Copy the rows from the start of the records through the line that contains "- hemistich-text: يهرَمَ", inclusive, reproducing each line without any change.

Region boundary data
= = = =

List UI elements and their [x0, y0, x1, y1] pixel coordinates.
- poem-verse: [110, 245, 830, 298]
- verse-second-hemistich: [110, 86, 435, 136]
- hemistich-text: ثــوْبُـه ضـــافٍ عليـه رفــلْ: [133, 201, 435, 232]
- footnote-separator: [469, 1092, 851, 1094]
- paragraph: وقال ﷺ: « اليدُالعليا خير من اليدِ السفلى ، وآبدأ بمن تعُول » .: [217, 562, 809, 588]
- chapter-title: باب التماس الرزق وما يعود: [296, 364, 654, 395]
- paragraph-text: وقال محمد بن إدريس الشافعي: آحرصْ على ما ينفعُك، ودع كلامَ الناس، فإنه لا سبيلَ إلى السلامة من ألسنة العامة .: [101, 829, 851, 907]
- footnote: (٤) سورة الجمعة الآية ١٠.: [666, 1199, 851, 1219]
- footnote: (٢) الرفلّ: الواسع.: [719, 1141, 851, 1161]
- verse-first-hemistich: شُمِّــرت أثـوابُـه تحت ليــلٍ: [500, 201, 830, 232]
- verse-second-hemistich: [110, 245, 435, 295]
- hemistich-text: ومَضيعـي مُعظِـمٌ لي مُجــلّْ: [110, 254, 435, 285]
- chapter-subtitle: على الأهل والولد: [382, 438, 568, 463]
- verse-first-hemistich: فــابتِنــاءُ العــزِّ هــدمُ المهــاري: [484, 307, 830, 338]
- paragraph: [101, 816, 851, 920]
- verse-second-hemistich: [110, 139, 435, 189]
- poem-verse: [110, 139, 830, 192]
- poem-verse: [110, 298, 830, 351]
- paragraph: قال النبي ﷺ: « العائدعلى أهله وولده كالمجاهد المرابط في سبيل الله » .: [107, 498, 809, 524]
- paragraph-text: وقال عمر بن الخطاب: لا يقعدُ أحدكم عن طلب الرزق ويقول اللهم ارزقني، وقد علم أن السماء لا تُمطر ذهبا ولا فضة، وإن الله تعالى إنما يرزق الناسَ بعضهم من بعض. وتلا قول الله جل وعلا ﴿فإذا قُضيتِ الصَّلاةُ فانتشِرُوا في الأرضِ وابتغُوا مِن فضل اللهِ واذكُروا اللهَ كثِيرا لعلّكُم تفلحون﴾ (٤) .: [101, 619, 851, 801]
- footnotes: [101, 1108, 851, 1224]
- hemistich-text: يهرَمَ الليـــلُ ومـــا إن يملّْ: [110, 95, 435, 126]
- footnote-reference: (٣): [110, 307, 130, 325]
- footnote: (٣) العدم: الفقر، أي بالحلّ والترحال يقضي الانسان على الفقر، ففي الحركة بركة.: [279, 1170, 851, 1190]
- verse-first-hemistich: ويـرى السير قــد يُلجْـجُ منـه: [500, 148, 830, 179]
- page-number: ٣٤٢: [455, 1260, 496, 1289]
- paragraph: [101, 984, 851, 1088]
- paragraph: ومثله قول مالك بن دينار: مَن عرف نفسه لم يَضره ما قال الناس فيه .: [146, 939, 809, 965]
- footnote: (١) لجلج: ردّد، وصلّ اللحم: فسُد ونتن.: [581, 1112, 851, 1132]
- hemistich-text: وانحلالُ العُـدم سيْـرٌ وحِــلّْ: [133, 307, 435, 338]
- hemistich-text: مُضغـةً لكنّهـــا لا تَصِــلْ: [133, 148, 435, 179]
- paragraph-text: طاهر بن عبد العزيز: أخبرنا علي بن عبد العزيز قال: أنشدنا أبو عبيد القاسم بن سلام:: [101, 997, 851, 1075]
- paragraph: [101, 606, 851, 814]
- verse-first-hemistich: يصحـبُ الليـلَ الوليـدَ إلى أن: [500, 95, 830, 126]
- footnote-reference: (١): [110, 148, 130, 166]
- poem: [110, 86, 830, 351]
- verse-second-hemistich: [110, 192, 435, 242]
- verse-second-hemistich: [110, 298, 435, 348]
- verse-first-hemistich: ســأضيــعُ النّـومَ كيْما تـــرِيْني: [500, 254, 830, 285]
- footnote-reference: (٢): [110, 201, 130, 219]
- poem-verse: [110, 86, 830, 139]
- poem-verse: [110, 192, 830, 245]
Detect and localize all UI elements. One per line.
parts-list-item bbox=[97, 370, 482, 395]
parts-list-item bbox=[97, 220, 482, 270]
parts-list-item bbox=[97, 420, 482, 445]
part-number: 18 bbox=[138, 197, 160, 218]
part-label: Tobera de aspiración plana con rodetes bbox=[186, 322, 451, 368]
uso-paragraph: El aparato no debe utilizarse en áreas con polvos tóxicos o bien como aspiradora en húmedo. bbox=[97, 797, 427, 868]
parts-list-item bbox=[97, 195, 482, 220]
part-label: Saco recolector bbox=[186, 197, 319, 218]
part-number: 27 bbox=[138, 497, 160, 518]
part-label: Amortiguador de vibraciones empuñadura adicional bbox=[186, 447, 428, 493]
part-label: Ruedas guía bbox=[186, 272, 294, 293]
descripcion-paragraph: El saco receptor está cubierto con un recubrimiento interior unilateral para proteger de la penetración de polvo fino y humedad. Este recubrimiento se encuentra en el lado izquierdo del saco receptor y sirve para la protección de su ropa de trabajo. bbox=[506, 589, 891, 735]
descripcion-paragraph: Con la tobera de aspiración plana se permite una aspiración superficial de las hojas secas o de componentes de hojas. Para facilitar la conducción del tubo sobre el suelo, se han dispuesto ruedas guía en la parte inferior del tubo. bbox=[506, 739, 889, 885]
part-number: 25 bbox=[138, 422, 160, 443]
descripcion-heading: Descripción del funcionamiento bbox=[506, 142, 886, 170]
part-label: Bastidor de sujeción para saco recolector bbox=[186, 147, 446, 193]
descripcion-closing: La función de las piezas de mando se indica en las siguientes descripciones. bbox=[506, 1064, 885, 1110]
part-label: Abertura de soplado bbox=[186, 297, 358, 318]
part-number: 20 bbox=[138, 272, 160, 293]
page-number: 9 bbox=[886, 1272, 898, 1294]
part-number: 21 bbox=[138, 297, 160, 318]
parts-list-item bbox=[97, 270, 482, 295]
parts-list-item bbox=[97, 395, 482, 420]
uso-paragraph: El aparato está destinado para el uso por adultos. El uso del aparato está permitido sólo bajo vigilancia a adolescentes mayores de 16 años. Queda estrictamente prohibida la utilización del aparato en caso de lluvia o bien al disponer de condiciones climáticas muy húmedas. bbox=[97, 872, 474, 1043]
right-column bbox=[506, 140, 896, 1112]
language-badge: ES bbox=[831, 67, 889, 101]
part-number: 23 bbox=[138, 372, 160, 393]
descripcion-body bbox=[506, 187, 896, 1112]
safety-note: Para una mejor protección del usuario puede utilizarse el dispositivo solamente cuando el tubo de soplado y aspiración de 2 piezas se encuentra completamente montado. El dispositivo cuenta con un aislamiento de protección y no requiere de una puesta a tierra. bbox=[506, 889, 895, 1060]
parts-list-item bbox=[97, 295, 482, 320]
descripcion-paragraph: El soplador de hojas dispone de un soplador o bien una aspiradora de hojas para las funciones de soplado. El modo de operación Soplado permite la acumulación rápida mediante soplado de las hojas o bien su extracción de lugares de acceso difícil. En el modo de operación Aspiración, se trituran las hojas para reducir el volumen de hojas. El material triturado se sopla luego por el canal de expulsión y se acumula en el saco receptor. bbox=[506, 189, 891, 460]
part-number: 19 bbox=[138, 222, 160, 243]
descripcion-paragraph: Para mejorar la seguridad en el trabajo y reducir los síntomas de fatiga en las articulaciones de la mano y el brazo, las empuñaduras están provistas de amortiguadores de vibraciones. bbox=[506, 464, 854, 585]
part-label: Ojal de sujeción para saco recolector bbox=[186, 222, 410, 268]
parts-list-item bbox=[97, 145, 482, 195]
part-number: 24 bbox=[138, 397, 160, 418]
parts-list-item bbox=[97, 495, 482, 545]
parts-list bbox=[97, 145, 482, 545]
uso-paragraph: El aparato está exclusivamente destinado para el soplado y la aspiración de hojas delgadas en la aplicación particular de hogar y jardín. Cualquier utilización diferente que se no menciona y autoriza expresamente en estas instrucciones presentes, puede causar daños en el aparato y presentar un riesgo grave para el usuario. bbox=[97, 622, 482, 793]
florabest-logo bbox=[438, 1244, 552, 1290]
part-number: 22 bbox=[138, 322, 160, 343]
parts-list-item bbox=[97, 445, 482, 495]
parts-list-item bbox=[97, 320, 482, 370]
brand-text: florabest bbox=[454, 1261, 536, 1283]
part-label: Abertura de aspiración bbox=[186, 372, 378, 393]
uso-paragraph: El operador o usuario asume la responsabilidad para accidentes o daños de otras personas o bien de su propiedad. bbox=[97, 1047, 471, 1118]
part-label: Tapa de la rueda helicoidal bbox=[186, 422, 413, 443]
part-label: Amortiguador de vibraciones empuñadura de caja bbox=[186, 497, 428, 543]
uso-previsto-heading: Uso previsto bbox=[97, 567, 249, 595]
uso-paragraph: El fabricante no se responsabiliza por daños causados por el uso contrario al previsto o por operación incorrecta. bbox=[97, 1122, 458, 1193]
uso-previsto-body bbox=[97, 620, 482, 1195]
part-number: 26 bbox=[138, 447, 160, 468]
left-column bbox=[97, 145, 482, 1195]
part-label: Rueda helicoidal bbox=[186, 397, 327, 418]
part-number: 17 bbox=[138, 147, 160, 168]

= = = =

[Full output]:
List UI elements and their [x0, y0, x1, y1] pixel coordinates.
- poem-verse: [110, 245, 830, 298]
- verse-second-hemistich: [110, 86, 435, 136]
- hemistich-text: ثــوْبُـه ضـــافٍ عليـه رفــلْ: [133, 201, 435, 232]
- footnote-separator: [469, 1092, 851, 1094]
- paragraph: وقال ﷺ: « اليدُالعليا خير من اليدِ السفلى ، وآبدأ بمن تعُول » .: [217, 562, 809, 588]
- chapter-title: باب التماس الرزق وما يعود: [296, 364, 654, 395]
- paragraph-text: وقال محمد بن إدريس الشافعي: آحرصْ على ما ينفعُك، ودع كلامَ الناس، فإنه لا سبيلَ إلى السلامة من ألسنة العامة .: [101, 829, 851, 907]
- footnote: (٤) سورة الجمعة الآية ١٠.: [666, 1199, 851, 1219]
- footnote: (٢) الرفلّ: الواسع.: [719, 1141, 851, 1161]
- verse-first-hemistich: شُمِّــرت أثـوابُـه تحت ليــلٍ: [500, 201, 830, 232]
- verse-second-hemistich: [110, 245, 435, 295]
- hemistich-text: ومَضيعـي مُعظِـمٌ لي مُجــلّْ: [110, 254, 435, 285]
- chapter-subtitle: على الأهل والولد: [382, 438, 568, 463]
- verse-first-hemistich: فــابتِنــاءُ العــزِّ هــدمُ المهــاري: [484, 307, 830, 338]
- paragraph: [101, 816, 851, 920]
- verse-second-hemistich: [110, 139, 435, 189]
- poem-verse: [110, 139, 830, 192]
- poem-verse: [110, 298, 830, 351]
- paragraph: قال النبي ﷺ: « العائدعلى أهله وولده كالمجاهد المرابط في سبيل الله » .: [107, 498, 809, 524]
- paragraph-text: وقال عمر بن الخطاب: لا يقعدُ أحدكم عن طلب الرزق ويقول اللهم ارزقني، وقد علم أن السماء لا تُمطر ذهبا ولا فضة، وإن الله تعالى إنما يرزق الناسَ بعضهم من بعض. وتلا قول الله جل وعلا ﴿فإذا قُضيتِ الصَّلاةُ فانتشِرُوا في الأرضِ وابتغُوا مِن فضل اللهِ واذكُروا اللهَ كثِيرا لعلّكُم تفلحون﴾ (٤) .: [101, 619, 851, 801]
- footnotes: [101, 1108, 851, 1224]
- hemistich-text: يهرَمَ الليـــلُ ومـــا إن يملّْ: [110, 95, 435, 126]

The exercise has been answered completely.